练习目标:
一字不改地打印下面原文摘录中的一段：从含有“我正在使用spark 2.3”的那句起，打印到“at java.lang.Class.forName(Class.java:348)”为止。

原文摘录:
++++++++++++++++++++
我正在使用spark 2.3.0和最新的spark-jobserver。我的作业服务器local.conf中有以下序列化设置:
spark.serializer = org.apache.spark.serializer.KryoSerializer
spark.kryo.registrationRequired = true
spark.kryoserializer.buffer.max = 256m
spark.kryo.classesToRegister = ["org.apache.spark.ml.feature.LabeledPoint","scala.collection.mutable.LinkedHashMap"]
但是当我提交一个火花作业时,会出现此错误:
Caused by: java.lang.ClassNotFoundException: [org/apache/spark/ml/feature/LabeledPoint
at java.lang.Class.forName0(Native Method)
at java.lang.Class.forName(Class.java:348)
at org.apache.spark.serializer.KryoSerializer$$anonfun$newKryo$4.apply(KryoSerializer.scala:132)
at org.apache.spark.serializer.KryoSerializer$$anonfun$newKryo$4.apply(KryoSerializer.scala:132)
at scala.collection.IndexedSeqOptimized$class.foreach(IndexedSeqOptimized.scala:33)
at scala.collection.mutable.ArrayOps$ofRef.foreach(ArrayOps.scala:186)
at org.apache.spark.serializer.KryoSerializer.newKryo(KryoSerializer.scala:132)
... 75 more
[2018-09-27 06:47:19,476] ERROR .jobserver.JobManagerActor [] [akka://JobServer/user/context-supervisor/sql-context] - Got Throwable
org.apache.spark.SparkException: Failed to register classes with Kryo
如果我在要注册的类列表中没有org.apache.spark.ml.feature.LabeledPoint,那么我会得到
java.lang.IllegalArgumentException: Class is not registered: org.apache.spark.ml.feature.LabeledPoint[]
Note: To register this class use: kryo.register(org.apache.spark.ml.feature.LabeledPoint[].class);
我需要registrationRequired,因此我可以确保所有需要序列化的类都已正确注册。我很确定问题可能出在我如何指定要在local.conf文件中注册spark.kryo.classesToRegister属性的类列表中。我做错了吗?
++++++++++++++++++++
所列各行:
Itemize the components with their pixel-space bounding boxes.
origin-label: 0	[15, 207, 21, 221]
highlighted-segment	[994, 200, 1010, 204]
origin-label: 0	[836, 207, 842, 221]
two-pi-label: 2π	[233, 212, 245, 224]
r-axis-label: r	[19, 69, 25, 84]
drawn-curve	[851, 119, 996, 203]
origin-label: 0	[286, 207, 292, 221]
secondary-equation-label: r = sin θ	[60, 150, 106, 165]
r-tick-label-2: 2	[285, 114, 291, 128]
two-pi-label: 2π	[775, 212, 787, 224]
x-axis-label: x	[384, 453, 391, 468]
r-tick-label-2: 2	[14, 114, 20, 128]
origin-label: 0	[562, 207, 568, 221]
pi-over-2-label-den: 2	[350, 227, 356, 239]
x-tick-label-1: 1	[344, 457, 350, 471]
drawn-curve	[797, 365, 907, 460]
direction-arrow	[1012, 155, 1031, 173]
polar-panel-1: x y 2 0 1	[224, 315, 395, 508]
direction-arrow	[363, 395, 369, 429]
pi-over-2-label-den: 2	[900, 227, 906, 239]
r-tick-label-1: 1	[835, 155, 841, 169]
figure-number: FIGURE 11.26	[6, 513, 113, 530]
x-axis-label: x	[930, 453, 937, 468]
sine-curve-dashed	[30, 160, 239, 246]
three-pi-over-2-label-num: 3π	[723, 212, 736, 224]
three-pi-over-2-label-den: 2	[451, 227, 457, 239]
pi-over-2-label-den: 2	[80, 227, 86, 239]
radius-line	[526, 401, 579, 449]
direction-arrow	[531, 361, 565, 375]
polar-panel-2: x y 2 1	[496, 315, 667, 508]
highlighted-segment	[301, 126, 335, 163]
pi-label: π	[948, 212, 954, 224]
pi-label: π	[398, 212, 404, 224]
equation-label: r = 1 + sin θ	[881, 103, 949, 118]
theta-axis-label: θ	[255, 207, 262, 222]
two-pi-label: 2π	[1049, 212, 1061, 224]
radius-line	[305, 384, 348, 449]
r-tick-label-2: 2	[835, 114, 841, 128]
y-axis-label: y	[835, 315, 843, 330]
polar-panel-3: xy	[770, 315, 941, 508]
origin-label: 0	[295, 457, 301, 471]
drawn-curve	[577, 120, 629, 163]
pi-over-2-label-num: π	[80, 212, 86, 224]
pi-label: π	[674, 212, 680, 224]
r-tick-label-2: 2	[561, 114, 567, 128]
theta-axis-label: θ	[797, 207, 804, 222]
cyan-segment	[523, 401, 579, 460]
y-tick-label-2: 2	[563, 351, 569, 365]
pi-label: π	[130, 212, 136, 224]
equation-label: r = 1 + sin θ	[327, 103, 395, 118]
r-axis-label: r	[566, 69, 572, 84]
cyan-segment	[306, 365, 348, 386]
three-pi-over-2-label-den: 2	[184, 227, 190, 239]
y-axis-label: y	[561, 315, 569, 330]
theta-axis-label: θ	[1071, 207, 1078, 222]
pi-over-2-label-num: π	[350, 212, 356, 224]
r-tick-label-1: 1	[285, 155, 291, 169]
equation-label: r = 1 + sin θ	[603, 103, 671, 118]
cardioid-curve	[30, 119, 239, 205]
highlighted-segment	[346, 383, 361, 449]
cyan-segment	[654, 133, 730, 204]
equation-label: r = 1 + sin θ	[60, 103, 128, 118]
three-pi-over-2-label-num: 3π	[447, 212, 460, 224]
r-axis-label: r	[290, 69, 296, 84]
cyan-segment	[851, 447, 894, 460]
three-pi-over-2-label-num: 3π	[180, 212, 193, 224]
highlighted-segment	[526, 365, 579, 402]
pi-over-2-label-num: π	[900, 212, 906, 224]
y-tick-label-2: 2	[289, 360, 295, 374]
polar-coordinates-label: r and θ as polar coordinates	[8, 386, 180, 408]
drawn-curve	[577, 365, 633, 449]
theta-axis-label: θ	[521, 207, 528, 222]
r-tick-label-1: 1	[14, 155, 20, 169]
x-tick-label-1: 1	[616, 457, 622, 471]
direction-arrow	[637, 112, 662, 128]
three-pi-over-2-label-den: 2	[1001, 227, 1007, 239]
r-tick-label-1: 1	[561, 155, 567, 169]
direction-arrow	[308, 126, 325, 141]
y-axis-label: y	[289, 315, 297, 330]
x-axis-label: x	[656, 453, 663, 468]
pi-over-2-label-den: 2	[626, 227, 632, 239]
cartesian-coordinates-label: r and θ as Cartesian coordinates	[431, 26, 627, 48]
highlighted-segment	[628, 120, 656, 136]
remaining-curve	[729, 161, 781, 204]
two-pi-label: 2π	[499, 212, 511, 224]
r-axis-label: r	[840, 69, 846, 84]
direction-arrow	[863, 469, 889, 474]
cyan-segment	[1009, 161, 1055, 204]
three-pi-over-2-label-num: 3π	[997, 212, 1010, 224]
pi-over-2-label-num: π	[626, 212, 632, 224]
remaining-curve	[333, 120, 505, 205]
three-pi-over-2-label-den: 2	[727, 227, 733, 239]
++++++++++++++++++++
任务答案:
我正在使用spark 2.3.0和最新的spark-jobserver。我的作业服务器local.conf中有以下序列化设置:
spark.serializer = org.apache.spark.serializer.KryoSerializer
spark.kryo.registrationRequired = true
spark.kryoserializer.buffer.max = 256m
spark.kryo.classesToRegister = ["org.apache.spark.ml.feature.LabeledPoint","scala.collection.mutable.LinkedHashMap"]
但是当我提交一个火花作业时,会出现此错误:
Caused by: java.lang.ClassNotFoundException: [org/apache/spark/ml/feature/LabeledPoint
at java.lang.Class.forName0(Native Method)
at java.lang.Class.forName(Class.java:348)